[Dataset items]
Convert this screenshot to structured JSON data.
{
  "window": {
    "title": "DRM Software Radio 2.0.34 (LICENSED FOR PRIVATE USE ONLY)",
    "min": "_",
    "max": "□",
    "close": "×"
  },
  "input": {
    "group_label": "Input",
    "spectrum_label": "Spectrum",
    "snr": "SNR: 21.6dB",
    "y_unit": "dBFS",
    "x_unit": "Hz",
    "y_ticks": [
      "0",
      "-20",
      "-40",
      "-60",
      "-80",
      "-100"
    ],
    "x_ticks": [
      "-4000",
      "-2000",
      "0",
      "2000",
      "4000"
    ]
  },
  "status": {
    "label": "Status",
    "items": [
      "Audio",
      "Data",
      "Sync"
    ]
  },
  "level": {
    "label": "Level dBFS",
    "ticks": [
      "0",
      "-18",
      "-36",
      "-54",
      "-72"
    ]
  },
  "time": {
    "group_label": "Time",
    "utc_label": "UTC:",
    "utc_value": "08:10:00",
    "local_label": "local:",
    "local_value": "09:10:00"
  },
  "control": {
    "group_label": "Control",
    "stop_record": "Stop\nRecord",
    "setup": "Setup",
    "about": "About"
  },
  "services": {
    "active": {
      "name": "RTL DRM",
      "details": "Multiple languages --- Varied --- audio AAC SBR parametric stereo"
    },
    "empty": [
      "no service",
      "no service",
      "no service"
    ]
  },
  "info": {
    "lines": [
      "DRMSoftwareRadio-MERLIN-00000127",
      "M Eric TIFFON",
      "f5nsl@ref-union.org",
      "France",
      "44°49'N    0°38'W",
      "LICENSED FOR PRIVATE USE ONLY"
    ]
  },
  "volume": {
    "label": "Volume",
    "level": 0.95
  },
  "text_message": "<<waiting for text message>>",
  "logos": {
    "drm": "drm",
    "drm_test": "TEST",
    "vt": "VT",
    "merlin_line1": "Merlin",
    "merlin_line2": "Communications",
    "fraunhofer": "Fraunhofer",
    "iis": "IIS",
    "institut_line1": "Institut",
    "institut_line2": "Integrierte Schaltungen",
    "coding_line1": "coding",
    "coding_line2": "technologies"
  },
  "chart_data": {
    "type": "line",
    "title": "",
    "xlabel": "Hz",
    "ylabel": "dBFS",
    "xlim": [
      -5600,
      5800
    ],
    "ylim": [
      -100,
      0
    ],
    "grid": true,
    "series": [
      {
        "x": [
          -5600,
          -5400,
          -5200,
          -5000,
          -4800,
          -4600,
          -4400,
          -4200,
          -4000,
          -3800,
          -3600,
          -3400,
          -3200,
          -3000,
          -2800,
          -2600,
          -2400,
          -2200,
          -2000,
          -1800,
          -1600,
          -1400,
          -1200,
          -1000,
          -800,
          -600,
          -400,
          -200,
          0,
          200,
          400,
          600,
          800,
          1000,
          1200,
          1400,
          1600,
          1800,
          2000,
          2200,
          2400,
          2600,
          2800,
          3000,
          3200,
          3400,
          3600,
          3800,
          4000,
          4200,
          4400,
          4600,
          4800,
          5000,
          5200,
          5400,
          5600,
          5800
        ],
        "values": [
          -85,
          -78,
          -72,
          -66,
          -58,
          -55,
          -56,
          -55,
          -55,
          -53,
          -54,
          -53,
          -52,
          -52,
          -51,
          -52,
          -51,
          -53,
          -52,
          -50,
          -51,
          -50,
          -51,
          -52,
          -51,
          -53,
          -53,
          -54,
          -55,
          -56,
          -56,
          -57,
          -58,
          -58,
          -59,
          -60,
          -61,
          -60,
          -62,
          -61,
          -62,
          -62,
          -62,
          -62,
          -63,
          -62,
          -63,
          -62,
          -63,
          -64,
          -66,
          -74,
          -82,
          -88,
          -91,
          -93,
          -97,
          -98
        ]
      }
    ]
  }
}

▶ [Exercise brief] Everything in the listing above should be restated exactly.

▶ [The reply]
Convert this screenshot to structured JSON data.
{
  "window": {
    "title": "DRM Software Radio 2.0.34 (LICENSED FOR PRIVATE USE ONLY)",
    "min": "_",
    "max": "□",
    "close": "×"
  },
  "input": {
    "group_label": "Input",
    "spectrum_label": "Spectrum",
    "snr": "SNR: 21.6dB",
    "y_unit": "dBFS",
    "x_unit": "Hz",
    "y_ticks": [
      "0",
      "-20",
      "-40",
      "-60",
      "-80",
      "-100"
    ],
    "x_ticks": [
      "-4000",
      "-2000",
      "0",
      "2000",
      "4000"
    ]
  },
  "status": {
    "label": "Status",
    "items": [
      "Audio",
      "Data",
      "Sync"
    ]
  },
  "level": {
    "label": "Level dBFS",
    "ticks": [
      "0",
      "-18",
      "-36",
      "-54",
      "-72"
    ]
  },
  "time": {
    "group_label": "Time",
    "utc_label": "UTC:",
    "utc_value": "08:10:00",
    "local_label": "local:",
    "local_value": "09:10:00"
  },
  "control": {
    "group_label": "Control",
    "stop_record": "Stop\nRecord",
    "setup": "Setup",
    "about": "About"
  },
  "services": {
    "active": {
      "name": "RTL DRM",
      "details": "Multiple languages --- Varied --- audio AAC SBR parametric stereo"
    },
    "empty": [
      "no service",
      "no service",
      "no service"
    ]
  },
  "info": {
    "lines": [
      "DRMSoftwareRadio-MERLIN-00000127",
      "M Eric TIFFON",
      "f5nsl@ref-union.org",
      "France",
      "44°49'N    0°38'W",
      "LICENSED FOR PRIVATE USE ONLY"
    ]
  },
  "volume": {
    "label": "Volume",
    "level": 0.95
  },
  "text_message": "<<waiting for text message>>",
  "logos": {
    "drm": "drm",
    "drm_test": "TEST",
    "vt": "VT",
    "merlin_line1": "Merlin",
    "merlin_line2": "Communications",
    "fraunhofer": "Fraunhofer",
    "iis": "IIS",
    "institut_line1": "Institut",
    "institut_line2": "Integrierte Schaltungen",
    "coding_line1": "coding",
    "coding_line2": "technologies"
  },
  "chart_data": {
    "type": "line",
    "title": "",
    "xlabel": "Hz",
    "ylabel": "dBFS",
    "xlim": [
      -5600,
      5800
    ],
    "ylim": [
      -100,
      0
    ],
    "grid": true,
    "series": [
      {
        "x": [
          -5600,
          -5400,
          -5200,
          -5000,
          -4800,
          -4600,
          -4400,
          -4200,
          -4000,
          -3800,
          -3600,
          -3400,
          -3200,
          -3000,
          -2800,
          -2600,
          -2400,
          -2200,
          -2000,
          -1800,
          -1600,
          -1400,
          -1200,
          -1000,
          -800,
          -600,
          -400,
          -200,
          0,
          200,
          400,
          600,
          800,
          1000,
          1200,
          1400,
          1600,
          1800,
          2000,
          2200,
          2400,
          2600,
          2800,
          3000,
          3200,
          3400,
          3600,
          3800,
          4000,
          4200,
          4400,
          4600,
          4800,
          5000,
          5200,
          5400,
          5600,
          5800
        ],
        "values": [
          -85,
          -78,
          -72,
          -66,
          -58,
          -55,
          -56,
          -55,
          -55,
          -53,
          -54,
          -53,
          -52,
          -52,
          -51,
          -52,
          -51,
          -53,
          -52,
          -50,
          -51,
          -50,
          -51,
          -52,
          -51,
          -53,
          -53,
          -54,
          -55,
          -56,
          -56,
          -57,
          -58,
          -58,
          -59,
          -60,
          -61,
          -60,
          -62,
          -61,
          -62,
          -62,
          -62,
          -62,
          -63,
          -62,
          -63,
          -62,
          -63,
          -64,
          -66,
          -74,
          -82,
          -88,
          -91,
          -93,
          -97,
          -98
        ]
      }
    ]
  }
}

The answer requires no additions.